** Start Recorded data **
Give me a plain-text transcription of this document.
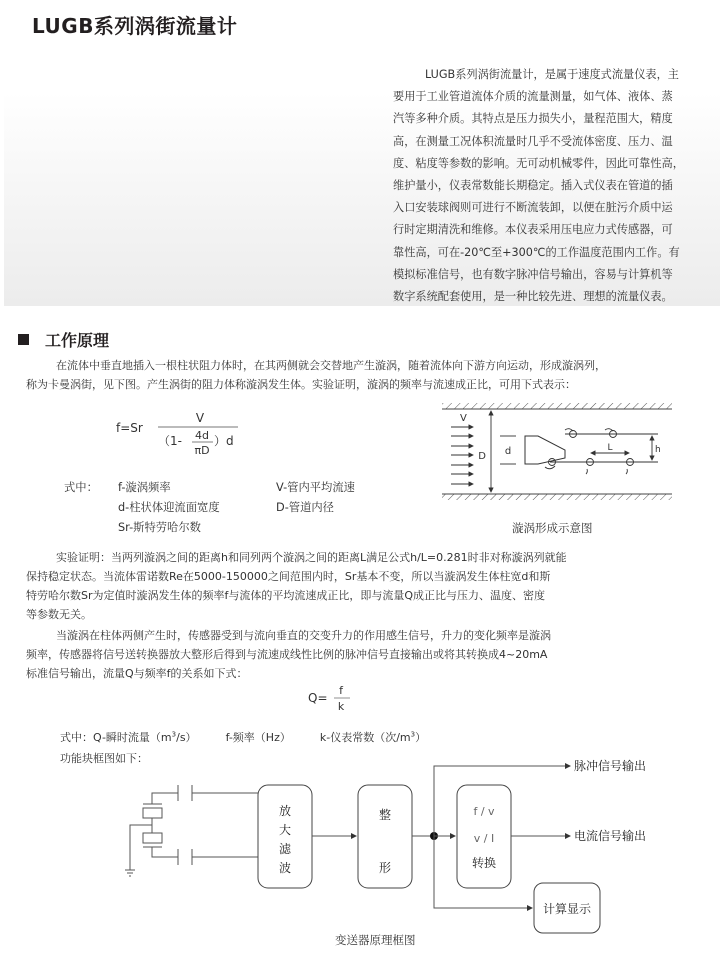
LUGB系列涡街流量计
LUGB系列涡街流量计，是属于速度式流量仪表，主
要用于工业管道流体介质的流量测量，如气体、液体、蒸
汽等多种介质。其特点是压力损失小，量程范围大，精度
高，在测量工况体积流量时几乎不受流体密度、压力、温
度、粘度等参数的影响。无可动机械零件，因此可靠性高，
维护量小，仪表常数能长期稳定。插入式仪表在管道的插
入口安装球阀则可进行不断流装卸，以便在脏污介质中运
行时定期清洗和维修。本仪表采用压电应力式传感器，可
靠性高，可在-20℃至+300℃的工作温度范围内工作。有
模拟标准信号，也有数字脉冲信号输出，容易与计算机等
数字系统配套使用，是一种比较先进、理想的流量仪表。
工作原理
在流体中垂直地插入一根柱状阻力体时，在其两侧就会交替地产生漩涡，随着流体向下游方向运动，形成漩涡列，
称为卡曼涡街，见下图。产生涡街的阻力体称漩涡发生体。实验证明，漩涡的频率与流速成正比，可用下式表示：
f=Sr
V
（1- 4d
πD
）d
式中： f-漩涡频率	V-管内平均流速
d-柱状体迎流面宽度	D-管道内径
Sr-斯特劳哈尔数
V
D d	L	h
漩涡形成示意图
实验证明：当两列漩涡之间的距离h和同列两个漩涡之间的距离L满足公式h/L=0.281时非对称漩涡列就能
保持稳定状态。当流体雷诺数Re在5000-150000之间范围内时，Sr基本不变，所以当漩涡发生体柱宽d和斯
特劳哈尔数Sr为定值时漩涡发生体的频率f与流体的平均流速成正比，即与流量Q成正比与压力、温度、密度
等参数无关。
当漩涡在柱体两侧产生时，传感器受到与流向垂直的交变升力的作用感生信号，升力的变化频率是漩涡
频率，传感器将信号送转换器放大整形后得到与流速成线性比例的脉冲信号直接输出或将其转换成4~20mA
标准信号输出，流量Q与频率f的关系如下式：
Q=
f
k
式中：Q-瞬时流量$(m^3/s)$	f-频率（Hz）	k-仪表常数（次$/m^3$）
功能块框图如下：
放
大
滤
波
整
形
f / v
v / I
转换
计算显示
脉冲信号输出
电流信号输出
变送器原理框图
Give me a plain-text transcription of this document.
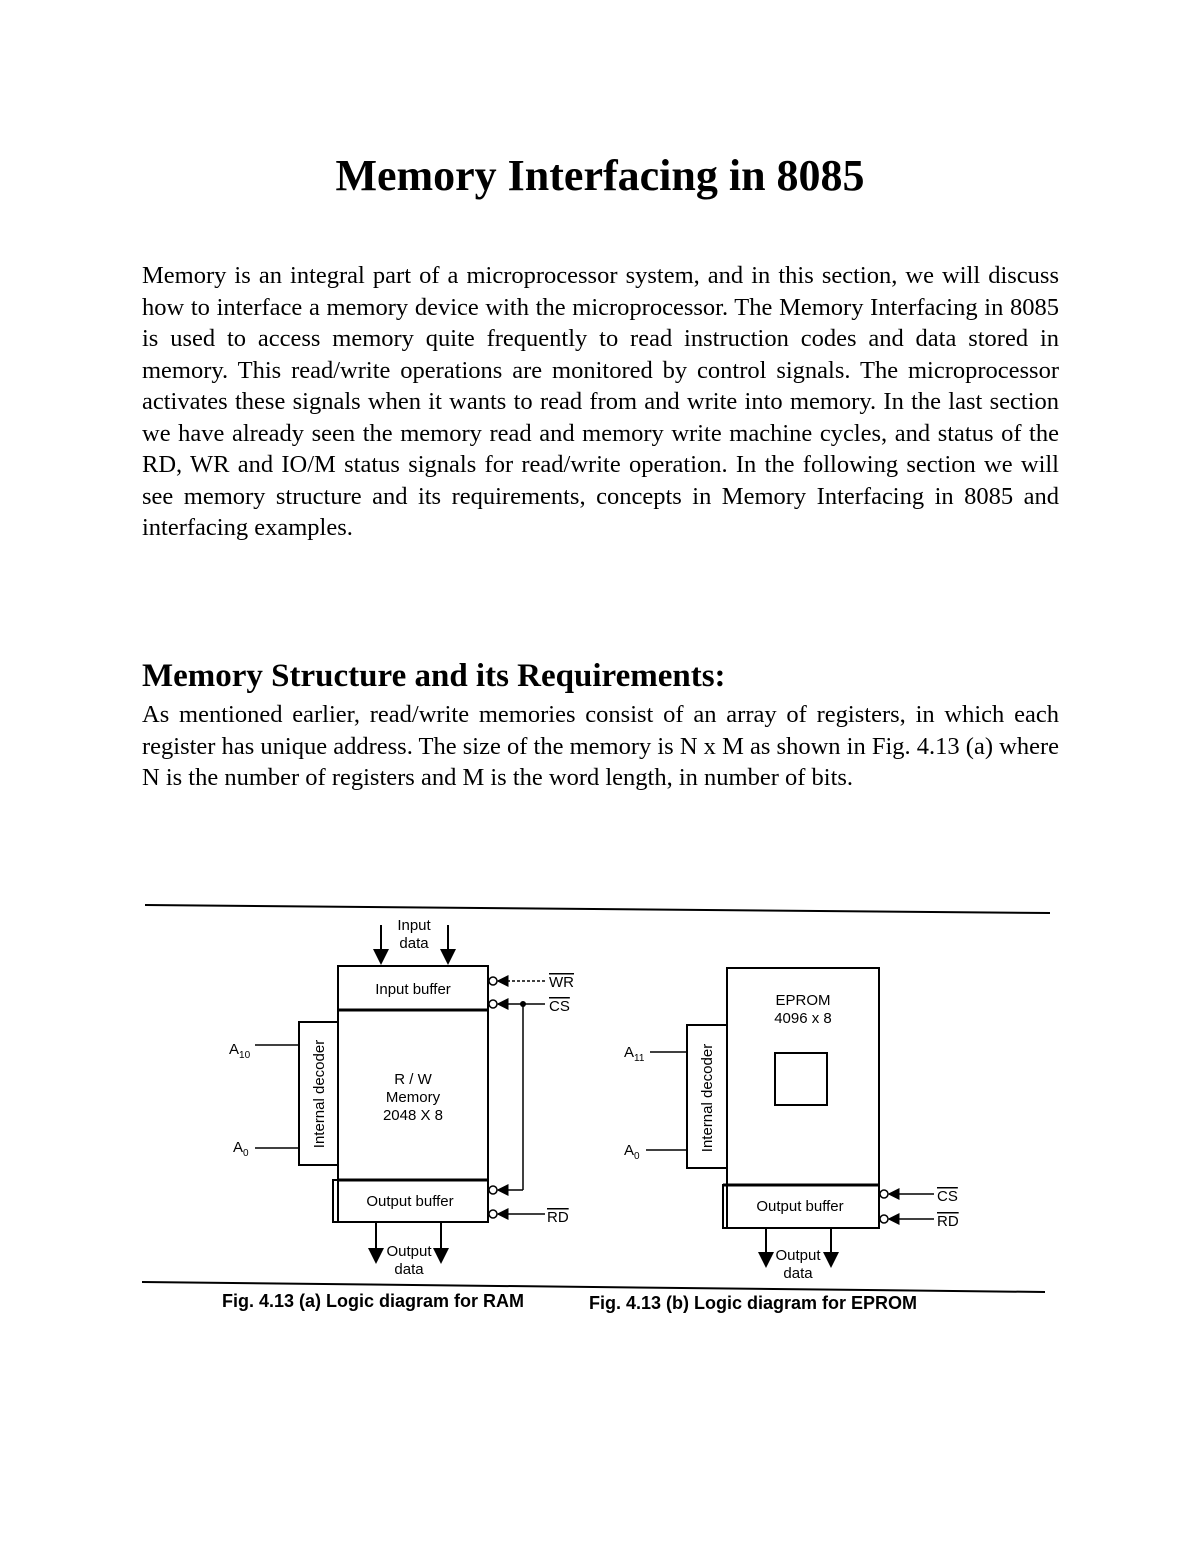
Memory Interfacing in 8085

Memory is an integral part of a microprocessor system, and in this section, we will discuss how to interface a memory device with the microprocessor. The Memory Interfacing in 8085 is used to access memory quite frequently to read instruction codes and data stored in memory. This read/write operations are monitored by control signals. The microprocessor activates these signals when it wants to read from and write into memory. In the last section we have already seen the memory read and memory write machine cycles, and status of the RD, WR and IO/M status signals for read/write operation. In the following section we will see memory structure and its requirements, concepts in Memory Interfacing in 8085 and interfacing examples.

Memory Structure and its Requirements:

As mentioned earlier, read/write memories consist of an array of registers, in which each register has unique address. The size of the memory is N x M as shown in Fig. 4.13 (a) where N is the number of registers and M is the word length, in number of bits.

Input
data
Input buffer
R / W
Memory
2048 X 8
Output buffer
Internal decoder
$A_{10}$
$A_0$
WR
CS
RD
Output
data
Fig. 4.13 (a) Logic diagram for RAM
EPROM
4096 x 8
Output buffer
Internal decoder
$A_{11}$
$A_0$
CS
RD
Output
data
Fig. 4.13 (b) Logic diagram for EPROM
** End Recorded data **
▶ Problem to work on: The material above holds pictures; copy everything else in it exactly.

▶ Finished exercise:
Give me a plain-text transcription of this document.
LUGB系列涡街流量计
LUGB系列涡街流量计，是属于速度式流量仪表，主
要用于工业管道流体介质的流量测量，如气体、液体、蒸
汽等多种介质。其特点是压力损失小，量程范围大，精度
高，在测量工况体积流量时几乎不受流体密度、压力、温
度、粘度等参数的影响。无可动机械零件，因此可靠性高，
维护量小，仪表常数能长期稳定。插入式仪表在管道的插
入口安装球阀则可进行不断流装卸，以便在脏污介质中运
行时定期清洗和维修。本仪表采用压电应力式传感器，可
靠性高，可在-20℃至+300℃的工作温度范围内工作。有
模拟标准信号，也有数字脉冲信号输出，容易与计算机等
数字系统配套使用，是一种比较先进、理想的流量仪表。
工作原理
在流体中垂直地插入一根柱状阻力体时，在其两侧就会交替地产生漩涡，随着流体向下游方向运动，形成漩涡列，
称为卡曼涡街，见下图。产生涡街的阻力体称漩涡发生体。实验证明，漩涡的频率与流速成正比，可用下式表示：
f=Sr
V
（1- 4d
πD
）d
式中： f-漩涡频率	V-管内平均流速
d-柱状体迎流面宽度	D-管道内径
Sr-斯特劳哈尔数
V
D d	L	h
漩涡形成示意图
实验证明：当两列漩涡之间的距离h和同列两个漩涡之间的距离L满足公式h/L=0.281时非对称漩涡列就能
保持稳定状态。当流体雷诺数Re在5000-150000之间范围内时，Sr基本不变，所以当漩涡发生体柱宽d和斯
特劳哈尔数Sr为定值时漩涡发生体的频率f与流体的平均流速成正比，即与流量Q成正比与压力、温度、密度
等参数无关。
当漩涡在柱体两侧产生时，传感器受到与流向垂直的交变升力的作用感生信号，升力的变化频率是漩涡
频率，传感器将信号送转换器放大整形后得到与流速成线性比例的脉冲信号直接输出或将其转换成4~20mA
标准信号输出，流量Q与频率f的关系如下式：
Q=
f
k
式中：Q-瞬时流量$(m^3/s)$	f-频率（Hz）	k-仪表常数（次$/m^3$）
功能块框图如下：
放
大
滤
波
整
形
f / v
v / I
转换
计算显示
脉冲信号输出
电流信号输出
变送器原理框图
Give me a plain-text transcription of this document.
Memory Interfacing in 8085

Memory is an integral part of a microprocessor system, and in this section, we will discuss how to interface a memory device with the microprocessor. The Memory Interfacing in 8085 is used to access memory quite frequently to read instruction codes and data stored in memory. This read/write operations are monitored by control signals. The microprocessor activates these signals when it wants to read from and write into memory. In the last section we have already seen the memory read and memory write machine cycles, and status of the RD, WR and IO/M status signals for read/write operation. In the following section we will see memory structure and its requirements, concepts in Memory Interfacing in 8085 and interfacing examples.

Memory Structure and its Requirements:

As mentioned earlier, read/write memories consist of an array of registers, in which each register has unique address. The size of the memory is N x M as shown in Fig. 4.13 (a) where N is the number of registers and M is the word length, in number of bits.

Input
data
Input buffer
R / W
Memory
2048 X 8
Output buffer
Internal decoder
$A_{10}$
$A_0$
WR
CS
RD
Output
data
Fig. 4.13 (a) Logic diagram for RAM
EPROM
4096 x 8
Output buffer
Internal decoder
$A_{11}$
$A_0$
CS
RD
Output
data
Fig. 4.13 (b) Logic diagram for EPROM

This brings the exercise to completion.